- [Stated task]:
Scan the material for the word "right", and copy each line where it shows up.

- - - - -

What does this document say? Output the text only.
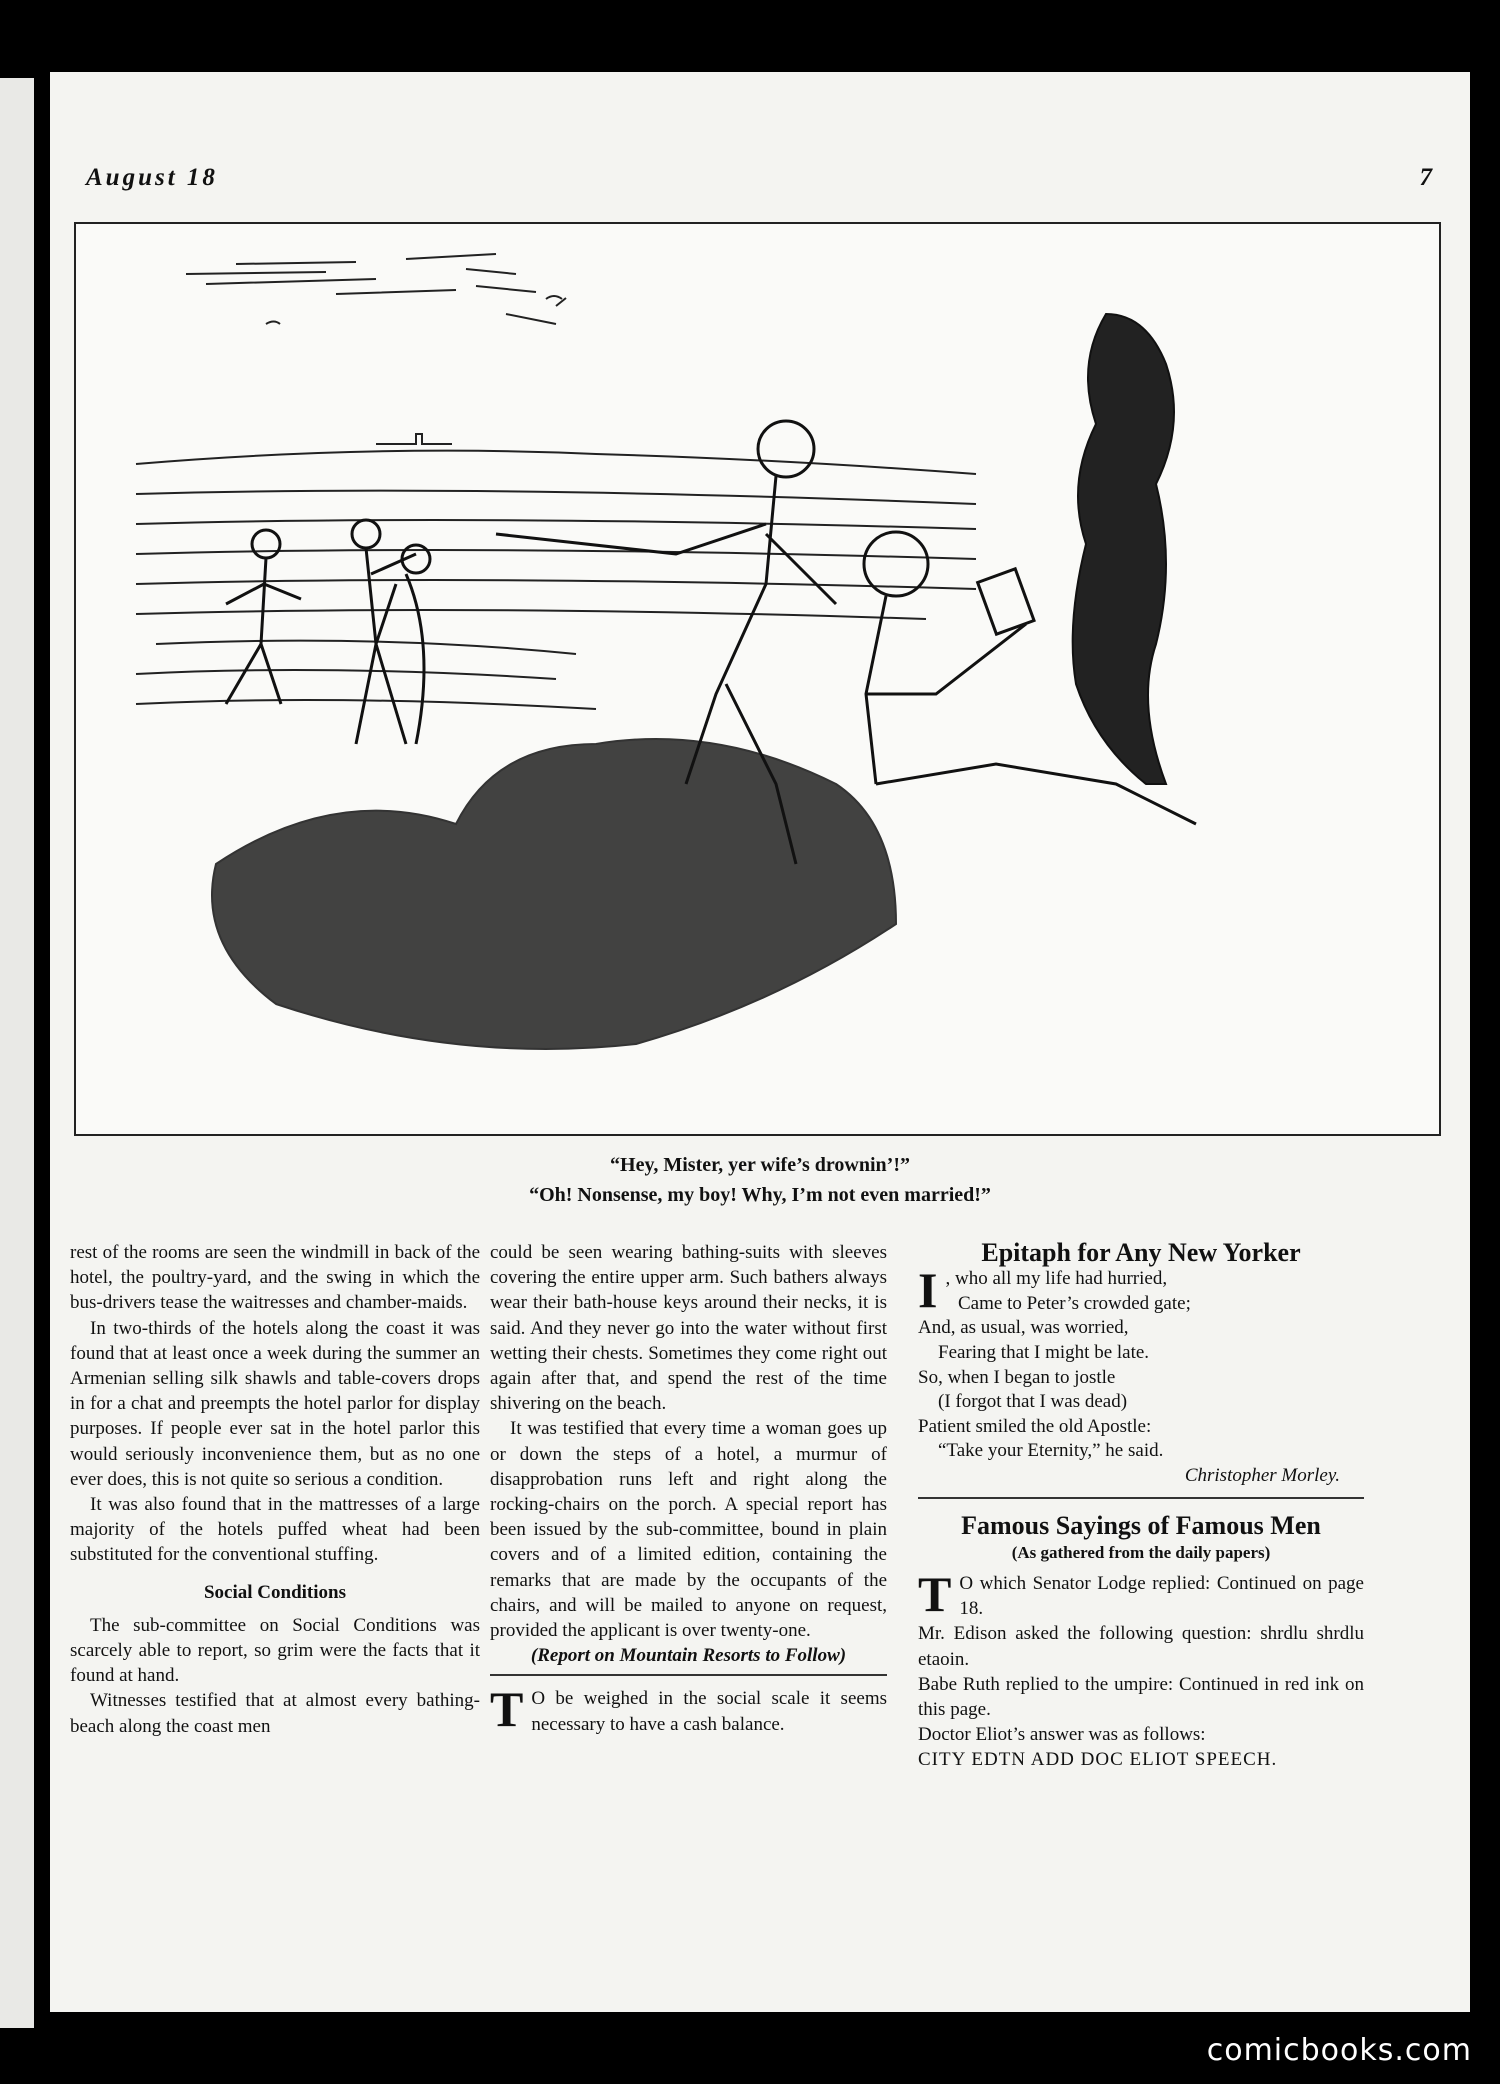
August 18	7
“Hey, Mister, yer wife’s drownin’!”
“Oh! Nonsense, my boy! Why, I’m not even married!”

rest of the rooms are seen the windmill in back of the hotel, the poultry-yard, and the swing in which the bus-drivers tease the waitresses and chamber-maids.

In two-thirds of the hotels along the coast it was found that at least once a week during the summer an Armenian selling silk shawls and table-covers drops in for a chat and preempts the hotel parlor for display purposes. If people ever sat in the hotel parlor this would seriously inconvenience them, but as no one ever does, this is not quite so serious a condition.

It was also found that in the mattresses of a large majority of the hotels puffed wheat had been substituted for the conventional stuffing.

Social Conditions

The sub-committee on Social Conditions was scarcely able to report, so grim were the facts that it found at hand.

Witnesses testified that at almost every bathing-beach along the coast men

could be seen wearing bathing-suits with sleeves covering the entire upper arm. Such bathers always wear their bath-house keys around their necks, it is said. And they never go into the water without first wetting their chests. Sometimes they come right out again after that, and spend the rest of the time shivering on the beach.

It was testified that every time a woman goes up or down the steps of a hotel, a murmur of disapprobation runs left and right along the rocking-chairs on the porch. A special report has been issued by the sub-committee, bound in plain covers and of a limited edition, containing the remarks that are made by the occupants of the chairs, and will be mailed to anyone on request, provided the applicant is over twenty-one.

(Report on Mountain Resorts to Follow)

T O be weighed in the social scale it seems necessary to have a cash balance.

Epitaph for Any New Yorker
I , who all my life had hurried,
Came to Peter’s crowded gate;
And, as usual, was worried,
Fearing that I might be late.
So, when I began to jostle
(I forgot that I was dead)
Patient smiled the old Apostle:
“Take your Eternity,” he said.
Christopher Morley.
Famous Sayings of Famous Men
(As gathered from the daily papers)

T O which Senator Lodge replied: Continued on page 18.

Mr. Edison asked the following question: shrdlu shrdlu etaoin.

Babe Ruth replied to the umpire: Continued in red ink on this page.

Doctor Eliot’s answer was as follows:

CITY EDTN ADD DOC ELIOT SPEECH.

comicbooks.com
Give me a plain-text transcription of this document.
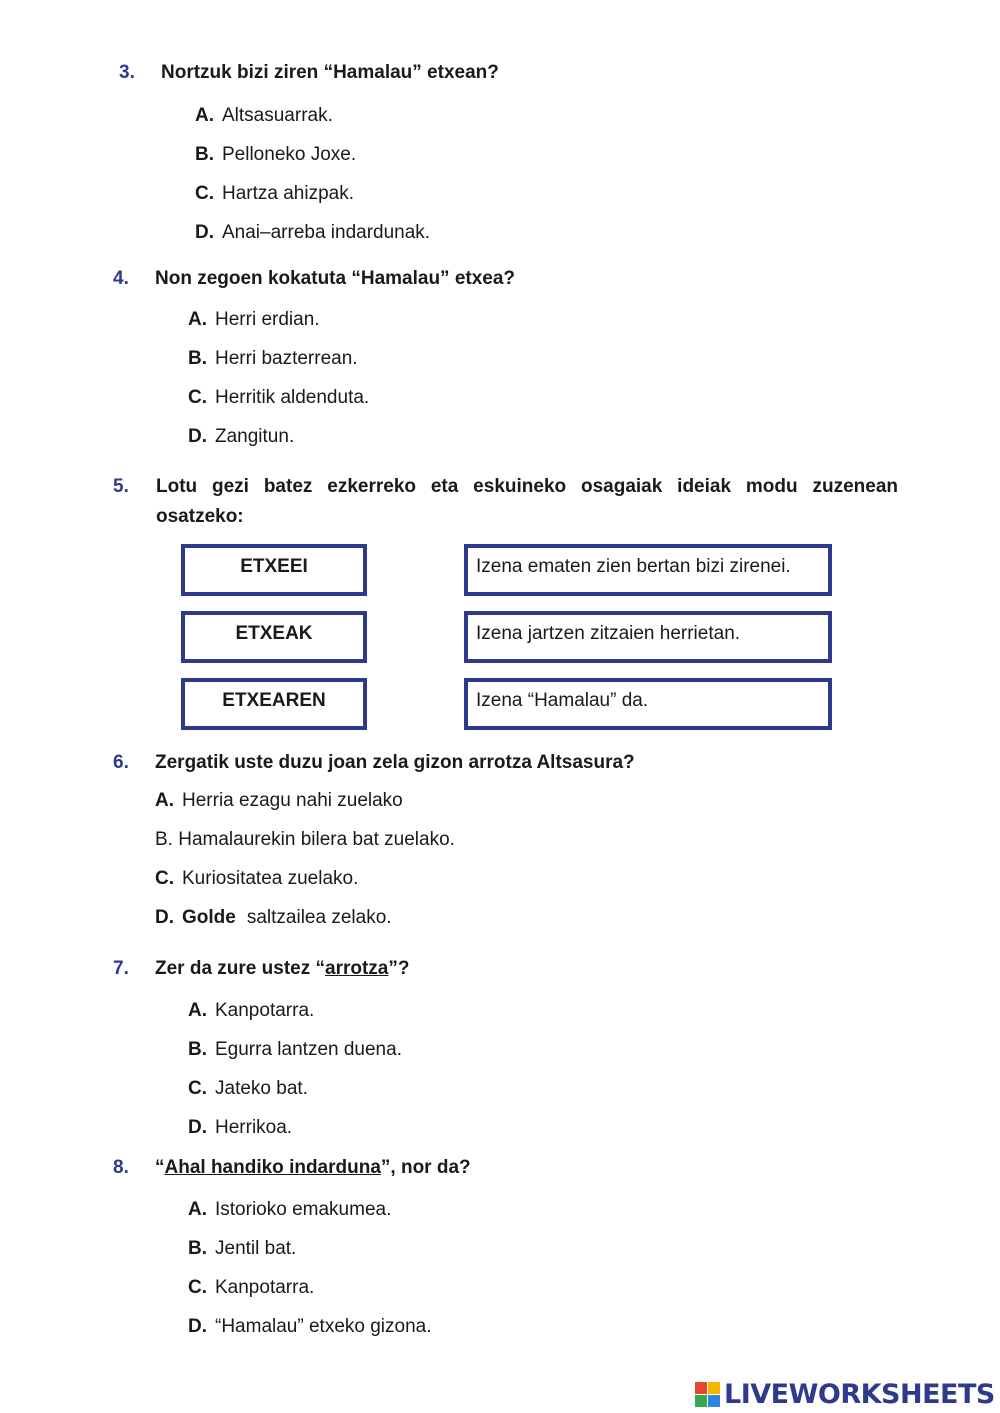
3. Nortzuk bizi ziren “Hamalau” etxean?
A. Altsasuarrak.
B. Pelloneko Joxe.
C. Hartza ahizpak.
D. Anai–arreba indardunak.
4. Non zegoen kokatuta “Hamalau” etxea?
A. Herri erdian.
B. Herri bazterrean.
C. Herritik aldenduta.
D. Zangitun.
5. Lotu gezi batez ezkerreko eta eskuineko osagaiak ideiak modu zuzenean
osatzeko:
ETXEEI
ETXEAK
ETXEAREN
Izena ematen zien bertan bizi zirenei.
Izena jartzen zitzaien herrietan.
Izena “Hamalau” da.
6. Zergatik uste duzu joan zela gizon arrotza Altsasura?
A. Herria ezagu nahi zuelako
B. Hamalaurekin bilera bat zuelako.
C. Kuriositatea zuelako.
D. Golde saltzailea zelako.
7. Zer da zure ustez “arrotza”?
A. Kanpotarra.
B. Egurra lantzen duena.
C. Jateko bat.
D. Herrikoa.
8. “Ahal handiko indarduna”, nor da?
A. Istorioko emakumea.
B. Jentil bat.
C. Kanpotarra.
D. “Hamalau” etxeko gizona.
LIVEWORKSHEETS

- - - - -

- [Output for this exercise]:
could be seen wearing bathing-suits with sleeves covering the entire upper arm. Such bathers always wear their bath-house keys around their necks, it is said. And they never go into the water without first wetting their chests. Sometimes they come right out again after that, and spend the rest of the time shivering on the beach.
It was testified that every time a woman goes up or down the steps of a hotel, a murmur of disapprobation runs left and right along the rocking-chairs on the porch. A special report has been issued by the sub-committee, bound in plain covers and of a limited edition, containing the remarks that are made by the occupants of the chairs, and will be mailed to anyone on request, provided the applicant is over twenty-one.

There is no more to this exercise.